DIRECTION >>
Copy out all of the material exactly.

PROVIDED DATA >>
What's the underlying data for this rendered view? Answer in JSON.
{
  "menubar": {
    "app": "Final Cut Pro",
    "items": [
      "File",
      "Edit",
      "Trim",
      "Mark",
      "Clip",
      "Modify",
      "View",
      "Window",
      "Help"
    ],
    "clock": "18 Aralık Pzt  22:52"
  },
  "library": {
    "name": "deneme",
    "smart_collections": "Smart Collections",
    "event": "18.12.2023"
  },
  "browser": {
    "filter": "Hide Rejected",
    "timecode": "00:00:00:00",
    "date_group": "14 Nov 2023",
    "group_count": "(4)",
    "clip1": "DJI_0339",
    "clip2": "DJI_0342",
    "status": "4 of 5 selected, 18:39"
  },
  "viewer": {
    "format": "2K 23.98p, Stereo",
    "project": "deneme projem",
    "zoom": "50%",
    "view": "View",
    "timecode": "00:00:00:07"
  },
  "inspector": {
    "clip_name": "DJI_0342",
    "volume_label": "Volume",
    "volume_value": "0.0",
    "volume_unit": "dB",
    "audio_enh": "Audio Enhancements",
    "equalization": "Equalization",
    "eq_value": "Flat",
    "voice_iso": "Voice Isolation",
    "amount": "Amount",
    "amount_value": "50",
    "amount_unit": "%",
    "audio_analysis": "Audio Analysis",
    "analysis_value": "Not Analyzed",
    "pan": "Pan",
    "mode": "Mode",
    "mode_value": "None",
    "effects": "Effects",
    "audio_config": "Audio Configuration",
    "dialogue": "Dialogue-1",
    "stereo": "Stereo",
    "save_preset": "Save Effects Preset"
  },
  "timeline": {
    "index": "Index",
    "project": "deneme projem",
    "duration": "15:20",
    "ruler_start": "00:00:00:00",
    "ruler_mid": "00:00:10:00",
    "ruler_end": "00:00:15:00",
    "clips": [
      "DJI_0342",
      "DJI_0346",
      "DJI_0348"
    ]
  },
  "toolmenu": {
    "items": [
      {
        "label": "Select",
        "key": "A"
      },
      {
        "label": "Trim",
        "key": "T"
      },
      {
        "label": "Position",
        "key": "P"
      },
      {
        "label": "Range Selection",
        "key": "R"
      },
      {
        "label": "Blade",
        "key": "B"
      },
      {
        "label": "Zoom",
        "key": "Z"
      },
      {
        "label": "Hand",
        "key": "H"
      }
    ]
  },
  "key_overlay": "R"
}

RIGHT ANSWER >>
What's the underlying data for this rendered view? Answer in JSON.
{
  "menubar": {
    "app": "Final Cut Pro",
    "items": [
      "File",
      "Edit",
      "Trim",
      "Mark",
      "Clip",
      "Modify",
      "View",
      "Window",
      "Help"
    ],
    "clock": "18 Aralık Pzt  22:52"
  },
  "library": {
    "name": "deneme",
    "smart_collections": "Smart Collections",
    "event": "18.12.2023"
  },
  "browser": {
    "filter": "Hide Rejected",
    "timecode": "00:00:00:00",
    "date_group": "14 Nov 2023",
    "group_count": "(4)",
    "clip1": "DJI_0339",
    "clip2": "DJI_0342",
    "status": "4 of 5 selected, 18:39"
  },
  "viewer": {
    "format": "2K 23.98p, Stereo",
    "project": "deneme projem",
    "zoom": "50%",
    "view": "View",
    "timecode": "00:00:00:07"
  },
  "inspector": {
    "clip_name": "DJI_0342",
    "volume_label": "Volume",
    "volume_value": "0.0",
    "volume_unit": "dB",
    "audio_enh": "Audio Enhancements",
    "equalization": "Equalization",
    "eq_value": "Flat",
    "voice_iso": "Voice Isolation",
    "amount": "Amount",
    "amount_value": "50",
    "amount_unit": "%",
    "audio_analysis": "Audio Analysis",
    "analysis_value": "Not Analyzed",
    "pan": "Pan",
    "mode": "Mode",
    "mode_value": "None",
    "effects": "Effects",
    "audio_config": "Audio Configuration",
    "dialogue": "Dialogue-1",
    "stereo": "Stereo",
    "save_preset": "Save Effects Preset"
  },
  "timeline": {
    "index": "Index",
    "project": "deneme projem",
    "duration": "15:20",
    "ruler_start": "00:00:00:00",
    "ruler_mid": "00:00:10:00",
    "ruler_end": "00:00:15:00",
    "clips": [
      "DJI_0342",
      "DJI_0346",
      "DJI_0348"
    ]
  },
  "toolmenu": {
    "items": [
      {
        "label": "Select",
        "key": "A"
      },
      {
        "label": "Trim",
        "key": "T"
      },
      {
        "label": "Position",
        "key": "P"
      },
      {
        "label": "Range Selection",
        "key": "R"
      },
      {
        "label": "Blade",
        "key": "B"
      },
      {
        "label": "Zoom",
        "key": "Z"
      },
      {
        "label": "Hand",
        "key": "H"
      }
    ]
  },
  "key_overlay": "R"
}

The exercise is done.